** Your goal **
Copy out every line containing the word "pretender".

(Figure dataset records)
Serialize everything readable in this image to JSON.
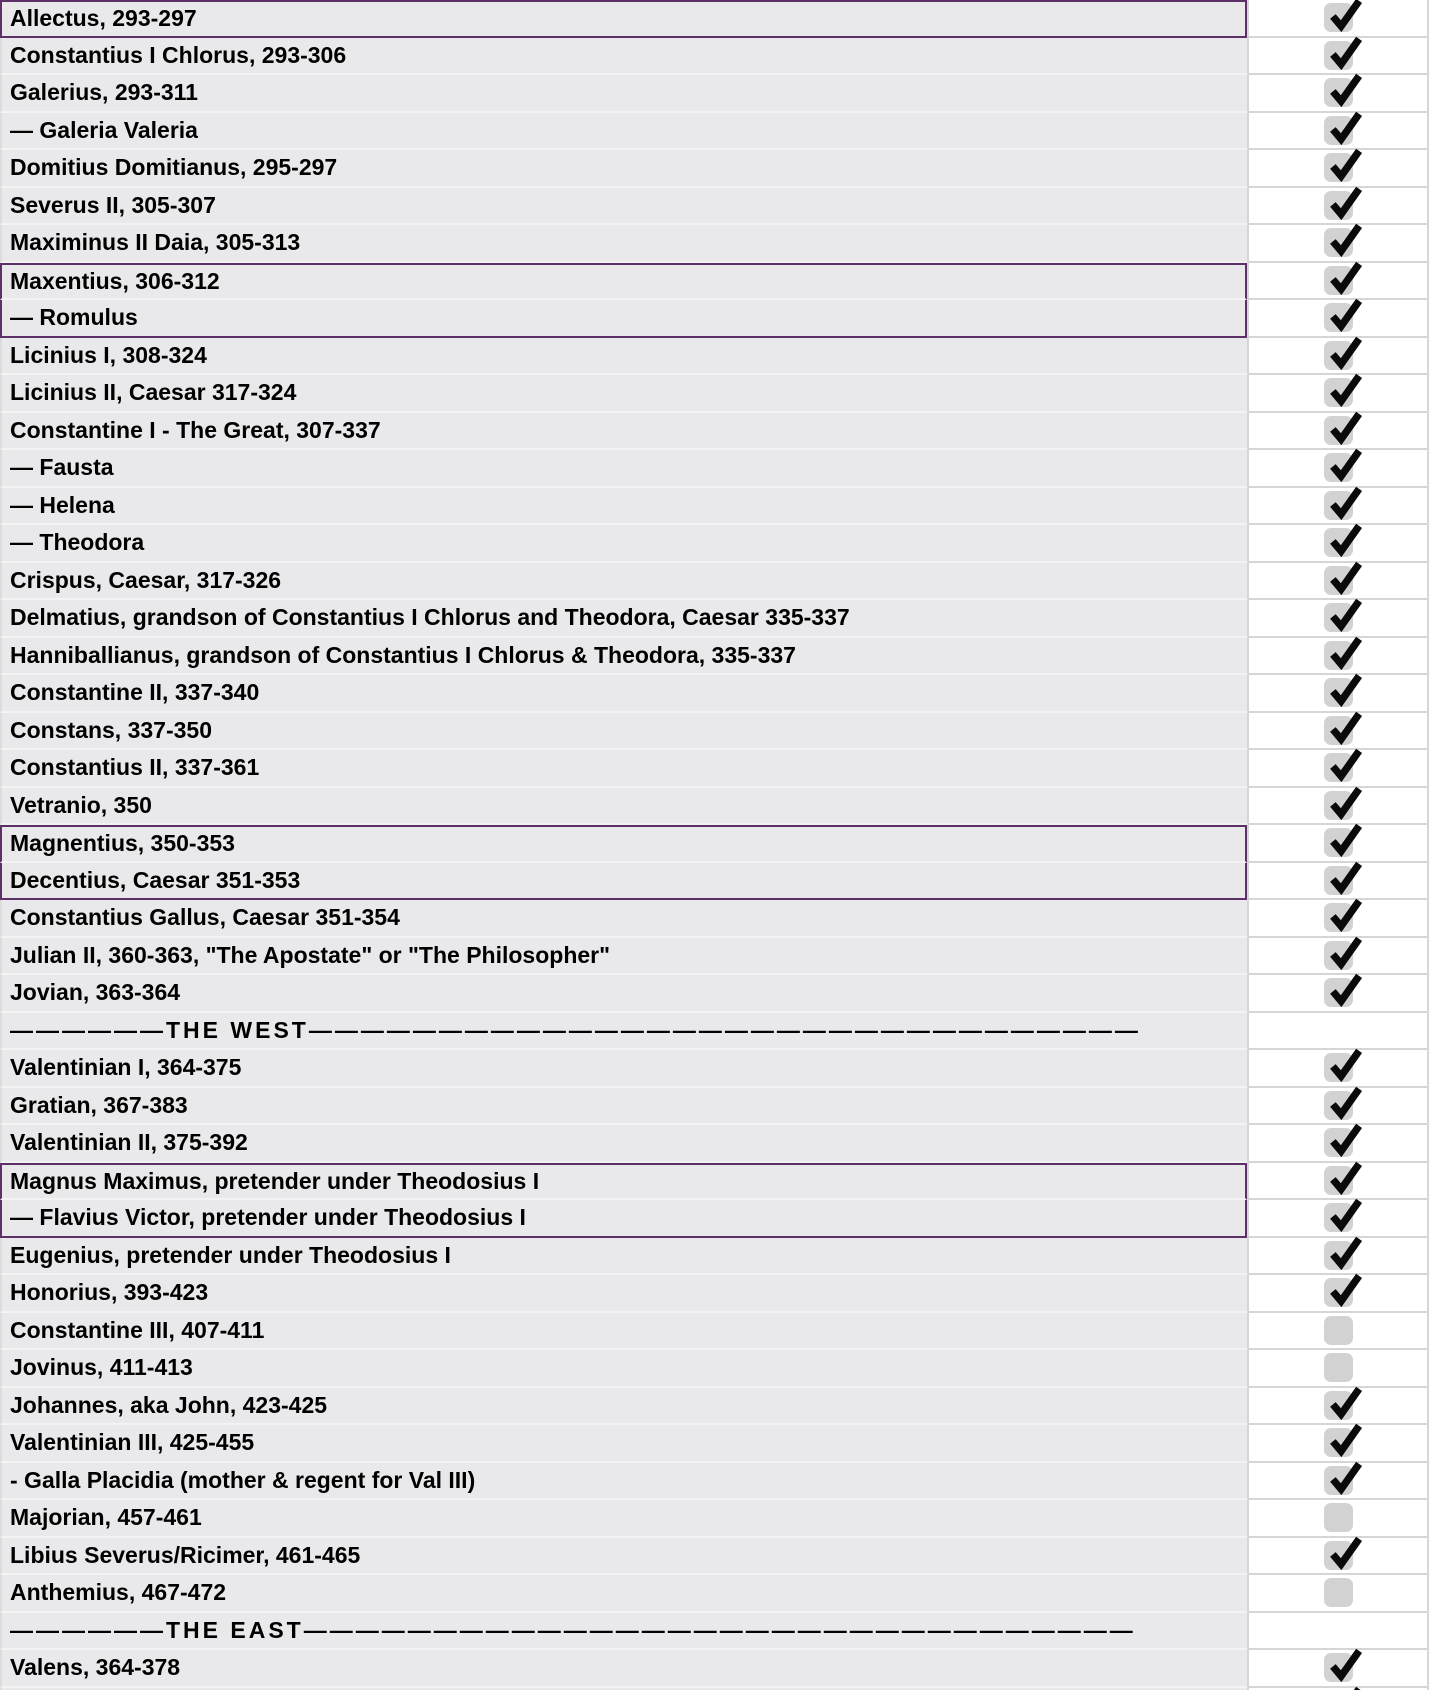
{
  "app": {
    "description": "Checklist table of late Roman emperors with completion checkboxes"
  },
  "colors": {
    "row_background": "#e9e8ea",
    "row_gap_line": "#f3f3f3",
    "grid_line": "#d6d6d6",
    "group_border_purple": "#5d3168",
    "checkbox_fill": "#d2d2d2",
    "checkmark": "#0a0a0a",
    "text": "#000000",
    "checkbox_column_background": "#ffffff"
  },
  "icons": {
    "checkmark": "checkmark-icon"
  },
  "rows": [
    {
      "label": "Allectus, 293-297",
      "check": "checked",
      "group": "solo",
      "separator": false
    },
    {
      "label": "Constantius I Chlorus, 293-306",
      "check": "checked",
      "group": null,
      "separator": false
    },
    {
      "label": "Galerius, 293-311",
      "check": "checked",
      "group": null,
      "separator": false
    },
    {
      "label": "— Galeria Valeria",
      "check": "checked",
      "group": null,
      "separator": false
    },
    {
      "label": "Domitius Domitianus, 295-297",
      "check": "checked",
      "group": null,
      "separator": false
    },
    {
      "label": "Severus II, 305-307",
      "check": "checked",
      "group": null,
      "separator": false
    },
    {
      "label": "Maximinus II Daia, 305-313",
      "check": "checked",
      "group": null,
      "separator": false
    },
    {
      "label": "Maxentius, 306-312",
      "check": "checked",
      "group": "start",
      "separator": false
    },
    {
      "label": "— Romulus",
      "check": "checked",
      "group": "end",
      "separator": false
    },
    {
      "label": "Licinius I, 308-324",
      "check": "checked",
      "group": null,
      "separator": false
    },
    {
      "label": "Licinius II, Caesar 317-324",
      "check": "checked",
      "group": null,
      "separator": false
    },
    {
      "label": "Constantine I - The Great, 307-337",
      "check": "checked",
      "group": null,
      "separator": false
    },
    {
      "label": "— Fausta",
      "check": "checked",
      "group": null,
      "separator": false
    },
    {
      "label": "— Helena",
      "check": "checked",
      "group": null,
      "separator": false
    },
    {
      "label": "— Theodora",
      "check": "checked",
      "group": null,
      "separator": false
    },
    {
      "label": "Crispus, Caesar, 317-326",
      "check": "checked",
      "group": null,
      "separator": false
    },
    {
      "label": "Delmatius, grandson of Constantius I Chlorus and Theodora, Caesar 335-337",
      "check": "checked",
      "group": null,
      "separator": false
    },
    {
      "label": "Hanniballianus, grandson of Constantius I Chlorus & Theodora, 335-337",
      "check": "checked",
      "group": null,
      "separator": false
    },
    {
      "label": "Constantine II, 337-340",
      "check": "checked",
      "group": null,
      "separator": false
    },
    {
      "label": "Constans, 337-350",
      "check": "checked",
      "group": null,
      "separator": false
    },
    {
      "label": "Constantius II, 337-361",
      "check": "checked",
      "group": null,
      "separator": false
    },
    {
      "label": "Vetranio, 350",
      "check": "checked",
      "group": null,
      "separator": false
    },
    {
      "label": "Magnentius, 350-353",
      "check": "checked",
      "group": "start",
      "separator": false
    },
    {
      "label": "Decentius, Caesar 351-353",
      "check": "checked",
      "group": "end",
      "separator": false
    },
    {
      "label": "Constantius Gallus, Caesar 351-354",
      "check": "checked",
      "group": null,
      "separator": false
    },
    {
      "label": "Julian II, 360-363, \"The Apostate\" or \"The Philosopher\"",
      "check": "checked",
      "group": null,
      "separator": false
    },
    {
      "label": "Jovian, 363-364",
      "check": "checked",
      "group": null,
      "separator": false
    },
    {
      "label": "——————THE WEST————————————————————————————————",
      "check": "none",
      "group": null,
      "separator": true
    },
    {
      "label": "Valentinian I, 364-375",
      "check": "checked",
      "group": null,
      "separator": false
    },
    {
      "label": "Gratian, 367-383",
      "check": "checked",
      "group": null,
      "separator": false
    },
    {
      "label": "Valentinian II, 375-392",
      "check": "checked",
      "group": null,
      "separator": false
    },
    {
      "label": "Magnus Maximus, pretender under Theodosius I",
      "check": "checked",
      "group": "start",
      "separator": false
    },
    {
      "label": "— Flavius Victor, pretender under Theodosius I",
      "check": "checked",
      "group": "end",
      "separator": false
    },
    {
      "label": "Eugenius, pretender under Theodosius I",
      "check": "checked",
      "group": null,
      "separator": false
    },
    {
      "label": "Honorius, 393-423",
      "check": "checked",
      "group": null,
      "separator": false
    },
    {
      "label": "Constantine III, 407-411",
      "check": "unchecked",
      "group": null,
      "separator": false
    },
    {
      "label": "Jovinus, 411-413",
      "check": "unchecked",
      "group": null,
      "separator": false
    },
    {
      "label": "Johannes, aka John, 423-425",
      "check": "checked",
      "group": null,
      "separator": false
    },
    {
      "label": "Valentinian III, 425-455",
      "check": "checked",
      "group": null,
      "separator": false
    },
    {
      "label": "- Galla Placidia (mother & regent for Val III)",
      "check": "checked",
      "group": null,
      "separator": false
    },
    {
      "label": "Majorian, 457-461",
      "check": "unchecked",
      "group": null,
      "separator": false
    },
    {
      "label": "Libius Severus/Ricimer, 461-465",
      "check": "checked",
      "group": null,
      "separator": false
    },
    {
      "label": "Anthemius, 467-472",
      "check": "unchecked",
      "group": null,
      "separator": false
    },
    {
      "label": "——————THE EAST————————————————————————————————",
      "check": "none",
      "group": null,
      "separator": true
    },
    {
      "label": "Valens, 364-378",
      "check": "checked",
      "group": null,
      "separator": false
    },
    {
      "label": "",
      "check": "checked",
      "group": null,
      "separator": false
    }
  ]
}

** The response **
      "label": "Magnus Maximus, pretender under Theodosius I",
      "label": "— Flavius Victor, pretender under Theodosius I",
      "label": "Eugenius, pretender under Theodosius I",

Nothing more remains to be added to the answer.